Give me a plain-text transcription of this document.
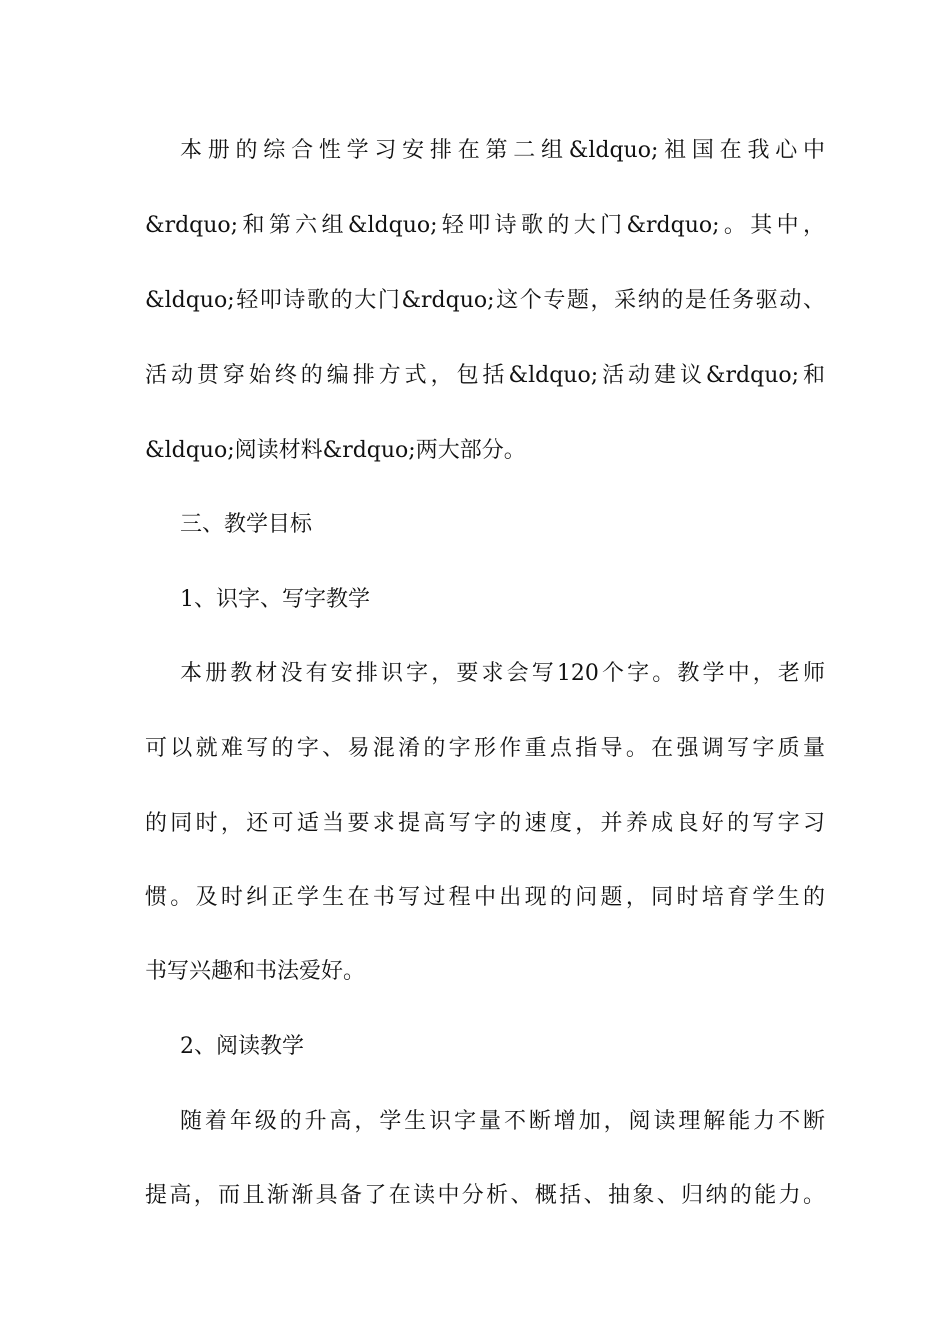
本册的综合性学习安排在第二组&ldquo;祖国在我心中
&rdquo;和第六组&ldquo;轻叩诗歌的大门&rdquo;。其中，
&ldquo;轻叩诗歌的大门&rdquo;这个专题，采纳的是任务驱动、
活动贯穿始终的编排方式，包括&ldquo;活动建议&rdquo;和
&ldquo;阅读材料&rdquo;两大部分。
三、教学目标
1、识字、写字教学
本册教材没有安排识字，要求会写120个字。教学中，老师
可以就难写的字、易混淆的字形作重点指导。在强调写字质量
的同时，还可适当要求提高写字的速度，并养成良好的写字习
惯。及时纠正学生在书写过程中出现的问题，同时培育学生的
书写兴趣和书法爱好。
2、阅读教学
随着年级的升高，学生识字量不断增加，阅读理解能力不断
提高，而且渐渐具备了在读中分析、概括、抽象、归纳的能力。
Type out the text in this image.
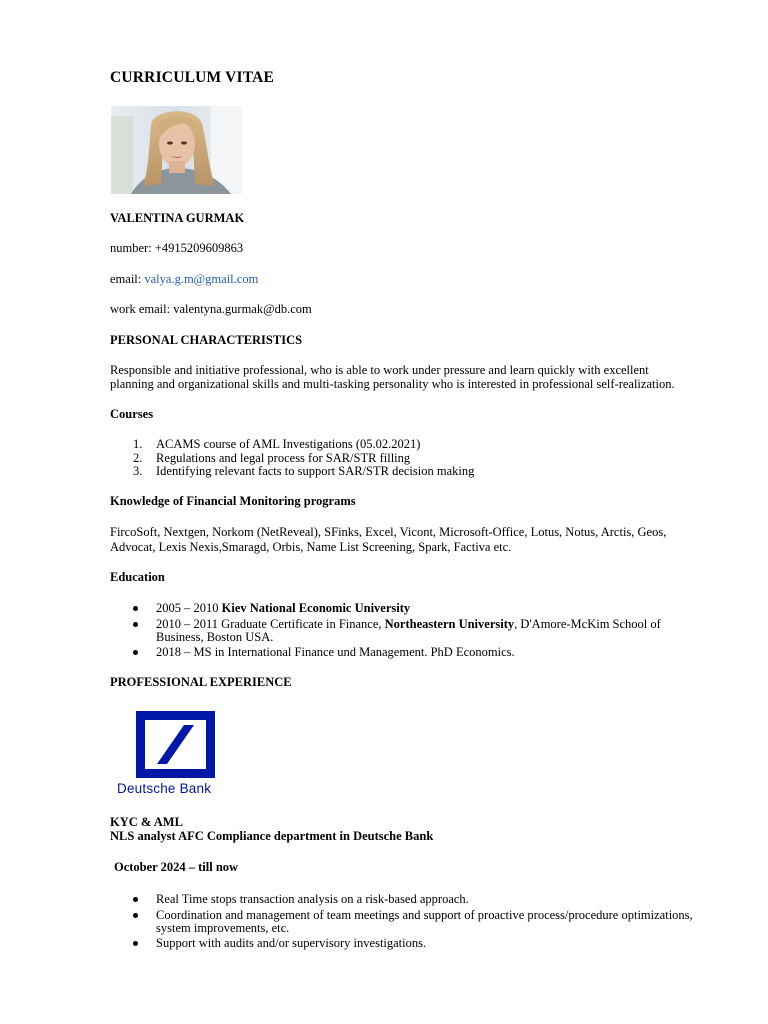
CURRICULUM VITAE
VALENTINA GURMAK
number: +4915209609863
email: valya.g.m@gmail.com
work email: valentyna.gurmak@db.com
PERSONAL CHARACTERISTICS
Responsible and initiative professional, who is able to work under pressure and learn quickly with excellent
planning and organizational skills and multi-tasking personality who is interested in professional self-realization.
Courses
1. ACAMS course of AML Investigations (05.02.2021)
2. Regulations and legal process for SAR/STR filling
3. Identifying relevant facts to support SAR/STR decision making
Knowledge of Financial Monitoring programs
FircoSoft, Nextgen, Norkom (NetReveal), SFinks, Excel, Vicont, Microsoft-Office, Lotus, Notus, Arctis, Geos,
Advocat, Lexis Nexis,Smaragd, Orbis, Name List Screening, Spark, Factiva etc.
Education
2005 – 2010 Kiev National Economic University
2010 – 2011 Graduate Certificate in Finance, Northeastern University, D'Amore-McKim School of
Business, Boston USA.
2018 – MS in International Finance und Management. PhD Economics.
PROFESSIONAL EXPERIENCE
Deutsche Bank
KYC & AML
NLS analyst AFC Compliance department in Deutsche Bank
October 2024 – till now
Real Time stops transaction analysis on a risk-based approach.
Coordination and management of team meetings and support of proactive process/procedure optimizations,
system improvements, etc.
Support with audits and/or supervisory investigations.
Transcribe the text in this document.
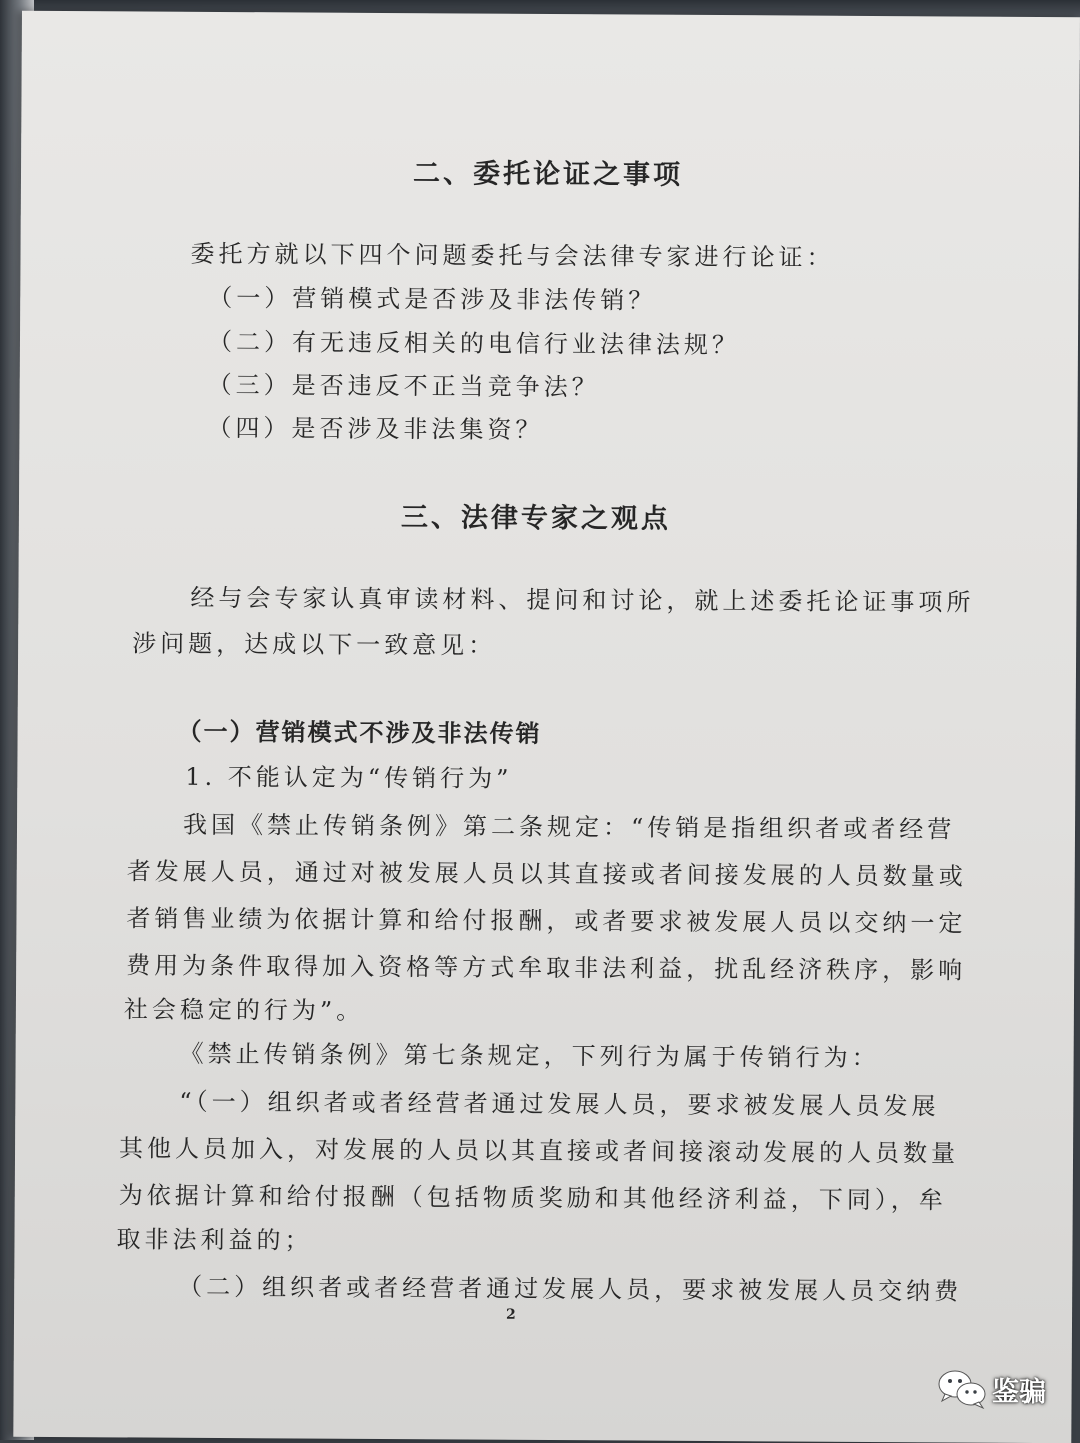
二、委托论证之事项
委托方就以下四个问题委托与会法律专家进行论证：
（一）营销模式是否涉及非法传销？
（二）有无违反相关的电信行业法律法规？
（三）是否违反不正当竞争法？
（四）是否涉及非法集资？
三、法律专家之观点
经与会专家认真审读材料、提问和讨论，就上述委托论证事项所
涉问题，达成以下一致意见：
（一）营销模式不涉及非法传销
1. 不能认定为“传销行为”
我国《禁止传销条例》第二条规定：“传销是指组织者或者经营
者发展人员，通过对被发展人员以其直接或者间接发展的人员数量或
者销售业绩为依据计算和给付报酬，或者要求被发展人员以交纳一定
费用为条件取得加入资格等方式牟取非法利益，扰乱经济秩序，影响
社会稳定的行为”。
《禁止传销条例》第七条规定，下列行为属于传销行为：
“（一）组织者或者经营者通过发展人员，要求被发展人员发展
其他人员加入，对发展的人员以其直接或者间接滚动发展的人员数量
为依据计算和给付报酬（包括物质奖励和其他经济利益，下同），牟
取非法利益的；
（二）组织者或者经营者通过发展人员，要求被发展人员交纳费
2
鉴骗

-.-.-

Exercise:
Without the pictures, restate all of the entries above verbatim.

Answer to this problem:
Give me a plain-text transcription of this document.
本册的综合性学习安排在第二组&ldquo;祖国在我心中
&rdquo;和第六组&ldquo;轻叩诗歌的大门&rdquo;。其中，
&ldquo;轻叩诗歌的大门&rdquo;这个专题，采纳的是任务驱动、
活动贯穿始终的编排方式，包括&ldquo;活动建议&rdquo;和
&ldquo;阅读材料&rdquo;两大部分。
三、教学目标
1、识字、写字教学
本册教材没有安排识字，要求会写120个字。教学中，老师
可以就难写的字、易混淆的字形作重点指导。在强调写字质量
的同时，还可适当要求提高写字的速度，并养成良好的写字习
惯。及时纠正学生在书写过程中出现的问题，同时培育学生的
书写兴趣和书法爱好。
2、阅读教学
随着年级的升高，学生识字量不断增加，阅读理解能力不断
提高，而且渐渐具备了在读中分析、概括、抽象、归纳的能力。
Type out the text in this image.
CURRICULUM VITAE
VALENTINA GURMAK
number: +4915209609863
email: valya.g.m@gmail.com
work email: valentyna.gurmak@db.com
PERSONAL CHARACTERISTICS
Responsible and initiative professional, who is able to work under pressure and learn quickly with excellent
planning and organizational skills and multi-tasking personality who is interested in professional self-realization.
Courses
1. ACAMS course of AML Investigations (05.02.2021)
2. Regulations and legal process for SAR/STR filling
3. Identifying relevant facts to support SAR/STR decision making
Knowledge of Financial Monitoring programs
FircoSoft, Nextgen, Norkom (NetReveal), SFinks, Excel, Vicont, Microsoft-Office, Lotus, Notus, Arctis, Geos,
Advocat, Lexis Nexis,Smaragd, Orbis, Name List Screening, Spark, Factiva etc.
Education
2005 – 2010 Kiev National Economic University
2010 – 2011 Graduate Certificate in Finance, Northeastern University, D'Amore-McKim School of
Business, Boston USA.
2018 – MS in International Finance und Management. PhD Economics.
PROFESSIONAL EXPERIENCE
Deutsche Bank
KYC & AML
NLS analyst AFC Compliance department in Deutsche Bank
October 2024 – till now
Real Time stops transaction analysis on a risk-based approach.
Coordination and management of team meetings and support of proactive process/procedure optimizations,
system improvements, etc.
Support with audits and/or supervisory investigations.
Transcribe the text in this document.
二、委托论证之事项
委托方就以下四个问题委托与会法律专家进行论证：
（一）营销模式是否涉及非法传销？
（二）有无违反相关的电信行业法律法规？
（三）是否违反不正当竞争法？
（四）是否涉及非法集资？
三、法律专家之观点
经与会专家认真审读材料、提问和讨论，就上述委托论证事项所
涉问题，达成以下一致意见：
（一）营销模式不涉及非法传销
1. 不能认定为“传销行为”
我国《禁止传销条例》第二条规定：“传销是指组织者或者经营
者发展人员，通过对被发展人员以其直接或者间接发展的人员数量或
者销售业绩为依据计算和给付报酬，或者要求被发展人员以交纳一定
费用为条件取得加入资格等方式牟取非法利益，扰乱经济秩序，影响
社会稳定的行为”。
《禁止传销条例》第七条规定，下列行为属于传销行为：
“（一）组织者或者经营者通过发展人员，要求被发展人员发展
其他人员加入，对发展的人员以其直接或者间接滚动发展的人员数量
为依据计算和给付报酬（包括物质奖励和其他经济利益，下同），牟
取非法利益的；
（二）组织者或者经营者通过发展人员，要求被发展人员交纳费
2
鉴骗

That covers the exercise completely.